▶ Provided entries:

------------------------------------------------------------------------

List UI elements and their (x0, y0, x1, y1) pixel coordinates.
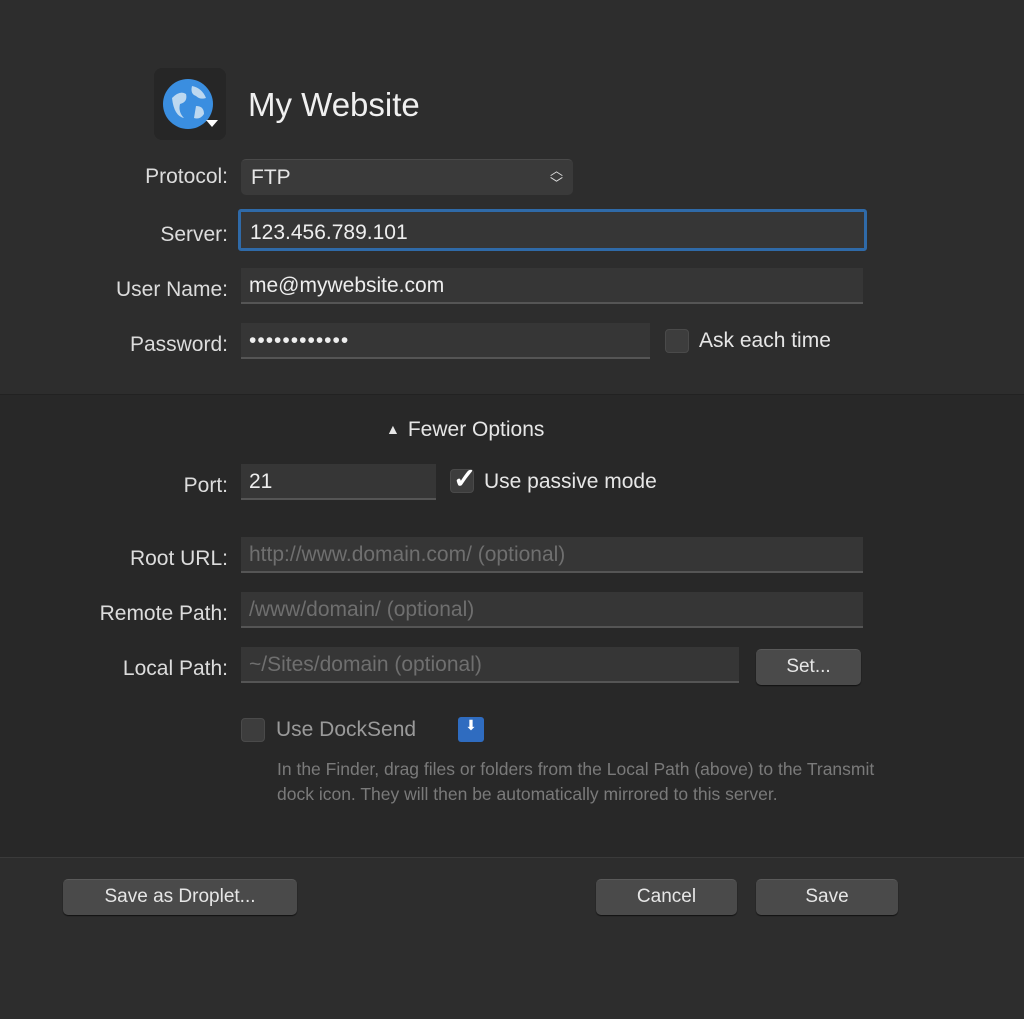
root-url-label: Root URL: (129, 547, 228, 570)
port-input[interactable]: 21 (241, 464, 436, 500)
passive-mode-checkbox[interactable]: ✓ (450, 463, 476, 494)
docksend-icon: ⬇ (458, 717, 484, 742)
username-label: User Name: (115, 278, 228, 301)
protocol-label: Protocol: (145, 165, 228, 188)
root-url-input[interactable]: http://www.domain.com/ (optional) (241, 537, 863, 573)
globe-icon (163, 79, 218, 129)
passive-mode-label[interactable]: Use passive mode (484, 470, 657, 494)
ask-each-time-checkbox[interactable] (665, 329, 689, 353)
site-icon[interactable] (154, 68, 226, 140)
port-label: Port: (183, 474, 228, 497)
protocol-value: FTP (251, 166, 291, 189)
fewer-options-toggle[interactable]: ▲ Fewer Options (386, 418, 544, 442)
cancel-button[interactable]: Cancel (596, 879, 737, 915)
protocol-select[interactable]: FTP ︿ ﹀ (241, 159, 573, 195)
ask-each-time-label[interactable]: Ask each time (699, 329, 831, 353)
local-path-label: Local Path: (122, 657, 228, 680)
server-input[interactable]: 123.456.789.101 (238, 209, 867, 251)
remote-path-input[interactable]: /www/domain/ (optional) (241, 592, 863, 628)
docksend-label[interactable]: Use DockSend (276, 718, 416, 742)
chevron-updown-icon: ︿ ﹀ (549, 163, 563, 191)
server-label: Server: (160, 223, 228, 246)
username-input[interactable]: me@mywebsite.com (241, 268, 863, 304)
password-label: Password: (129, 333, 228, 356)
set-button[interactable]: Set... (756, 649, 861, 685)
docksend-help-text: In the Finder, drag files or folders fro… (277, 759, 875, 804)
local-path-input[interactable]: ~/Sites/domain (optional) (241, 647, 739, 683)
save-as-droplet-button[interactable]: Save as Droplet... (63, 879, 297, 915)
docksend-checkbox[interactable] (241, 718, 265, 742)
remote-path-label: Remote Path: (99, 602, 228, 625)
checkmark-icon: ✓ (453, 463, 477, 494)
site-title[interactable]: My Website (248, 86, 420, 124)
fewer-options-label: Fewer Options (407, 418, 545, 441)
password-input[interactable]: •••••••••••• (241, 323, 650, 359)
triangle-up-icon: ▲ (386, 421, 400, 437)
save-button[interactable]: Save (756, 879, 898, 915)
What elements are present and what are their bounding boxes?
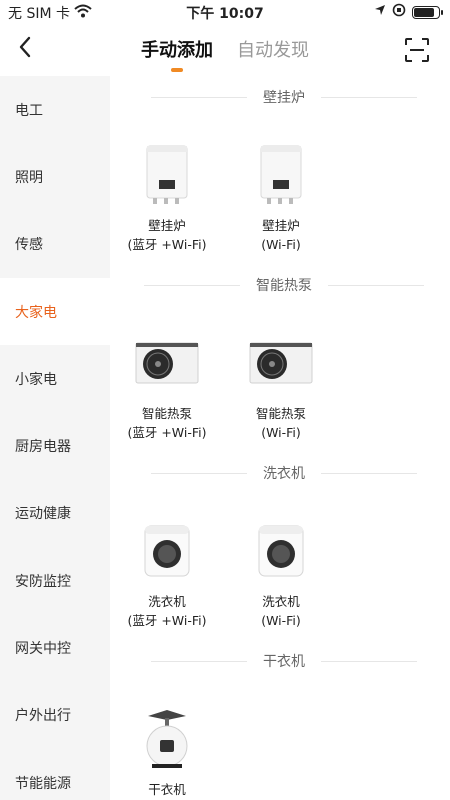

------------------------------------------------------------------------

▶ What needs to be done:
How many lines of the data above contain the string "Options"? Give only the number.

▶ The result:
2